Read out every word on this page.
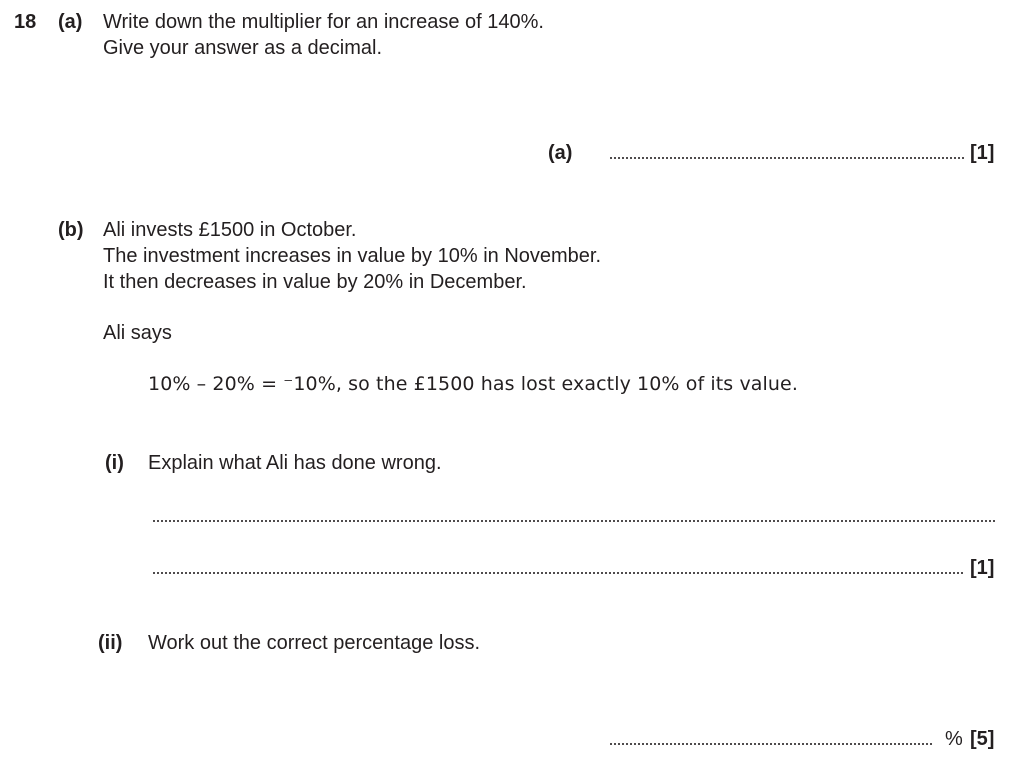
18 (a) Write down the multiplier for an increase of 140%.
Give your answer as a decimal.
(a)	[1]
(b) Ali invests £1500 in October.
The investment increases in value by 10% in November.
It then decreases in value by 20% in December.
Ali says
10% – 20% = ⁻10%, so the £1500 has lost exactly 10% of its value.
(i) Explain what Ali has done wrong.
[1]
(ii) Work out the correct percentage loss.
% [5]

■ ■ ■ ■ ■

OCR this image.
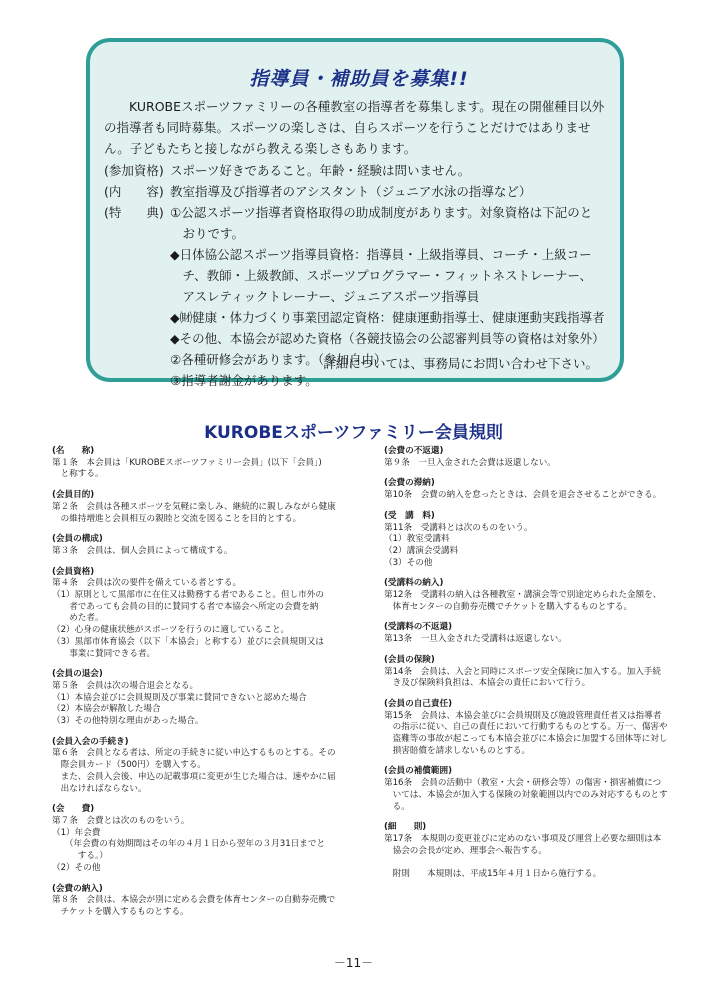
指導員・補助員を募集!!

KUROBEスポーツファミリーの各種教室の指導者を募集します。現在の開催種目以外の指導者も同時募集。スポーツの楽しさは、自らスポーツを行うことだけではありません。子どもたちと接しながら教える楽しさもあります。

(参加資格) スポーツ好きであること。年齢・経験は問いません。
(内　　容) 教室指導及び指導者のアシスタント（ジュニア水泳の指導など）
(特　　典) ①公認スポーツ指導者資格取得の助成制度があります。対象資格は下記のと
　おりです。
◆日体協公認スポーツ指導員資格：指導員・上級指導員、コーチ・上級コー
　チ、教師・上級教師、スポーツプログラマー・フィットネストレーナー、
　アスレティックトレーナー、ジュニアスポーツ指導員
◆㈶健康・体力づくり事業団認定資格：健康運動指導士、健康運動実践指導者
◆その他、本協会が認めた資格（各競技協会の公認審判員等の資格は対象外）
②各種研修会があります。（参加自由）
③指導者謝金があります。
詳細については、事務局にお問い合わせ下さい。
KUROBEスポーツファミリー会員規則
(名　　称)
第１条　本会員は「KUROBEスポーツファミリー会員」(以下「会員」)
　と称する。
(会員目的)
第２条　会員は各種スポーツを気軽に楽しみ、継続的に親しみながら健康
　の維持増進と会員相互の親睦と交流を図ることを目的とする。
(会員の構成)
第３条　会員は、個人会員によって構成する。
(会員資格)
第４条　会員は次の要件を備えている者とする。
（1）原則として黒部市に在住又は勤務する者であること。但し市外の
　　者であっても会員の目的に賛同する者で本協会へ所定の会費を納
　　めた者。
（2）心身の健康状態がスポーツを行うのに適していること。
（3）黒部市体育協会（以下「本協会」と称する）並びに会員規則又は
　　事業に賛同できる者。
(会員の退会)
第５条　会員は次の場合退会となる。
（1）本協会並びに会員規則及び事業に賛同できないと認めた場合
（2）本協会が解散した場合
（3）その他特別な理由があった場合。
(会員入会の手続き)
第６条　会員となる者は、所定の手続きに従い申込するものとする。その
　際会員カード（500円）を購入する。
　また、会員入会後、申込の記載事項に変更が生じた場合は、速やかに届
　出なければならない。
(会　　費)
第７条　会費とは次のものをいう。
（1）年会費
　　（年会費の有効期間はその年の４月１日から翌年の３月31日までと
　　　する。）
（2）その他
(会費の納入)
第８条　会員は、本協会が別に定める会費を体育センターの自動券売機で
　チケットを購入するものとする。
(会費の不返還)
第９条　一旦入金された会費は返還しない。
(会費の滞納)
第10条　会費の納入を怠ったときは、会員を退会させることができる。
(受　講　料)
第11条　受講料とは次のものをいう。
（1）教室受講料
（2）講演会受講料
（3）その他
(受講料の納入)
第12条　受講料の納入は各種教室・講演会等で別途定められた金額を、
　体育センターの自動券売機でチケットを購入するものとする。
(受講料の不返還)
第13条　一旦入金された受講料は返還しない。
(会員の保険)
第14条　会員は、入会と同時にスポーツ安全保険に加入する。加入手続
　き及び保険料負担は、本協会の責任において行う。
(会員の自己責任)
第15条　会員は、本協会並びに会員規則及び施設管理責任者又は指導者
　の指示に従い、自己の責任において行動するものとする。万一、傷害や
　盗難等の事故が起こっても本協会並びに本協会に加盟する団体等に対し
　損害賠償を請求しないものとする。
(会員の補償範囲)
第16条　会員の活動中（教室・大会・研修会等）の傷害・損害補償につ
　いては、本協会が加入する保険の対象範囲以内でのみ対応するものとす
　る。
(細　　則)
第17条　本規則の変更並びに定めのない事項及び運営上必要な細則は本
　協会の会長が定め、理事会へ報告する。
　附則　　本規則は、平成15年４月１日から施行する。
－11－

■ ■ ■ ■ ■

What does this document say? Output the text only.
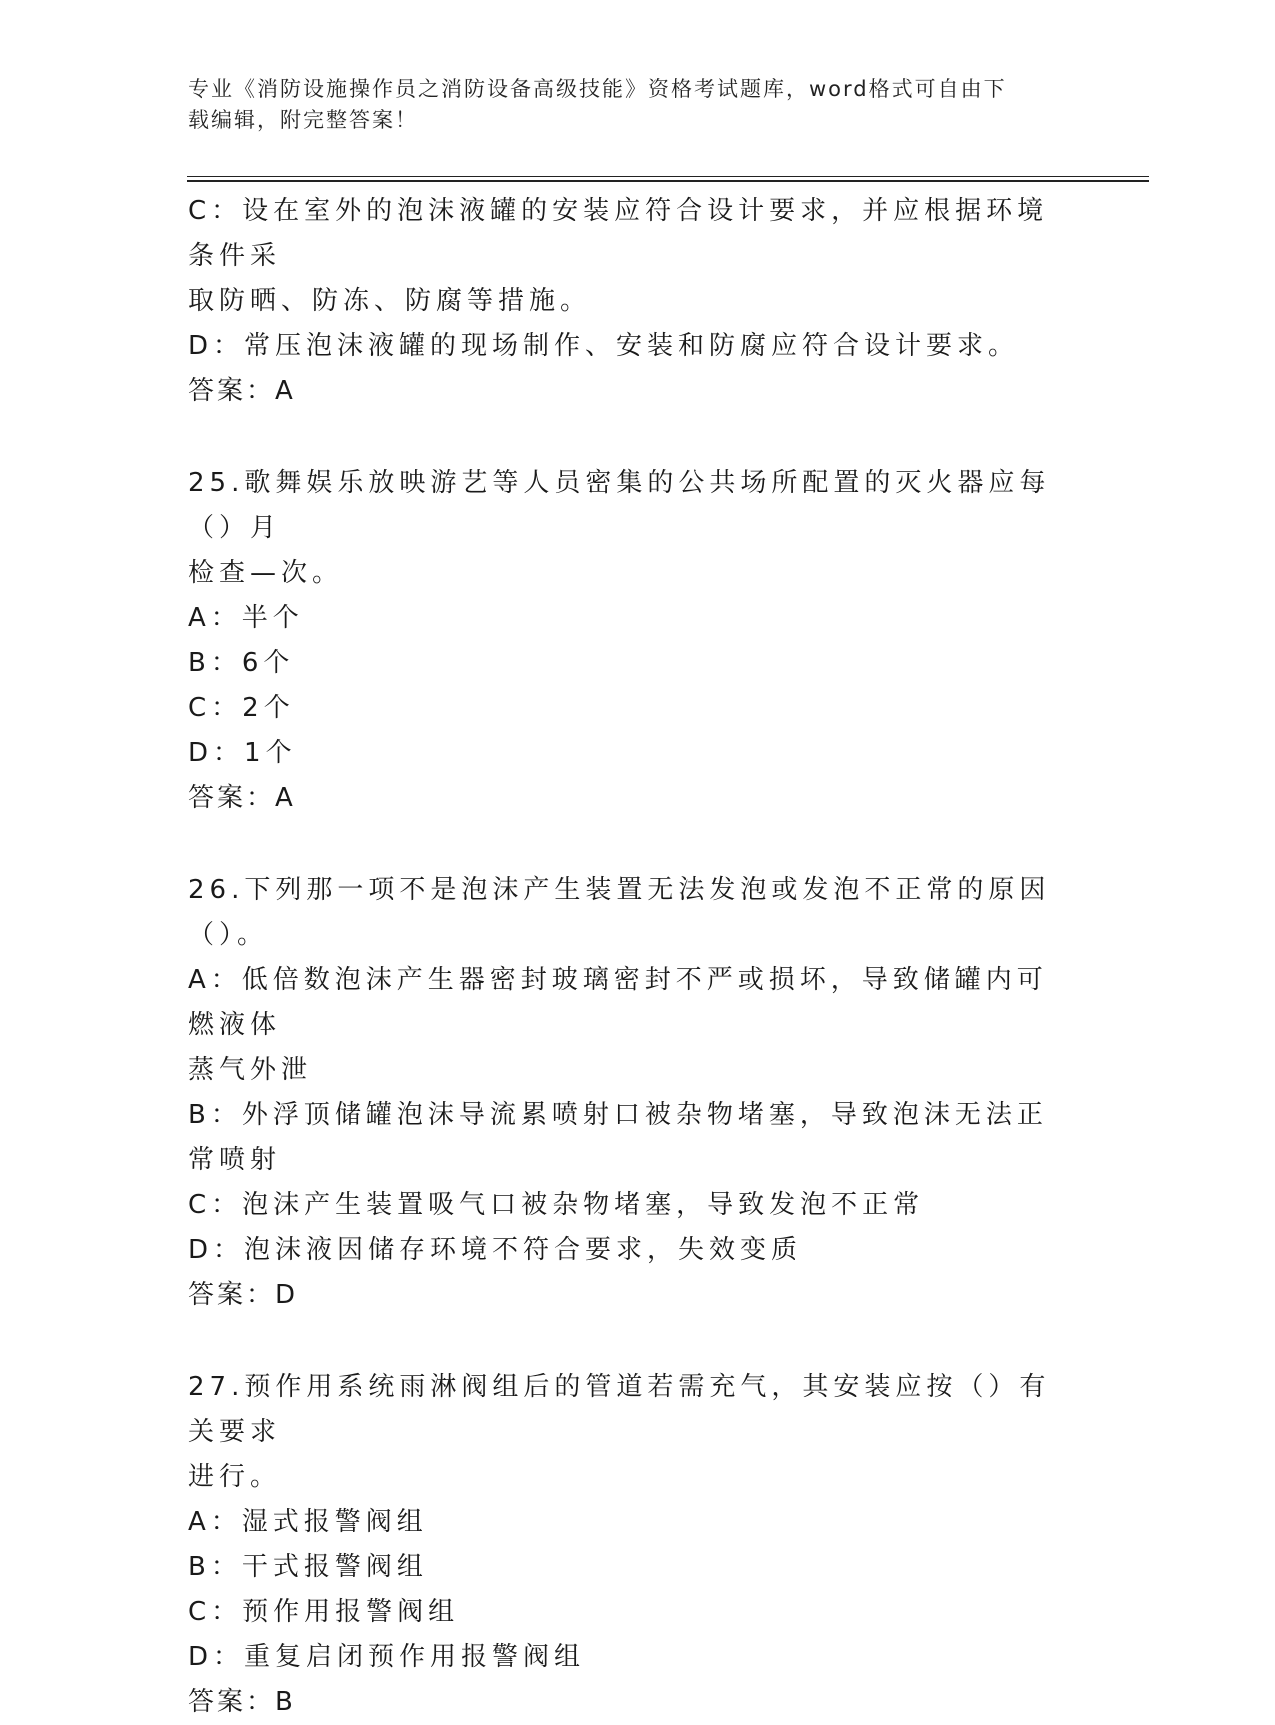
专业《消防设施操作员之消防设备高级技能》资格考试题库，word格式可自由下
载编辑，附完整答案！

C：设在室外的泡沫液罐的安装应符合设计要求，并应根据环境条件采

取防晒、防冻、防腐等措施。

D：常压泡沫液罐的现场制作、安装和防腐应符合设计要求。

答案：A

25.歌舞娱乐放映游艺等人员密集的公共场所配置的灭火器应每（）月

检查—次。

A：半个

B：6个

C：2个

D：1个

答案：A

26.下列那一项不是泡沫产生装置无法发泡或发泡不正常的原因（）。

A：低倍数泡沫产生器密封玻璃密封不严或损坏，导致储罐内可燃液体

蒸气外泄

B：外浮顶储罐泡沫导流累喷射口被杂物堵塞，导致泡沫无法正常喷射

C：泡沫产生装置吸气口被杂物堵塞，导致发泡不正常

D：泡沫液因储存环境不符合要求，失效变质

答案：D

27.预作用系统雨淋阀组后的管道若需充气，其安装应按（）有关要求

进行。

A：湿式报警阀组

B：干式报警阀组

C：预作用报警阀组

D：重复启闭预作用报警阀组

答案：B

■ ■ ■ ■ ■

Spot every line that holds "value" and copy it.

The investment increases in value by 10% in November.
It then decreases in value by 20% in December.
10% – 20% = ⁻10%, so the £1500 has lost exactly 10% of its value.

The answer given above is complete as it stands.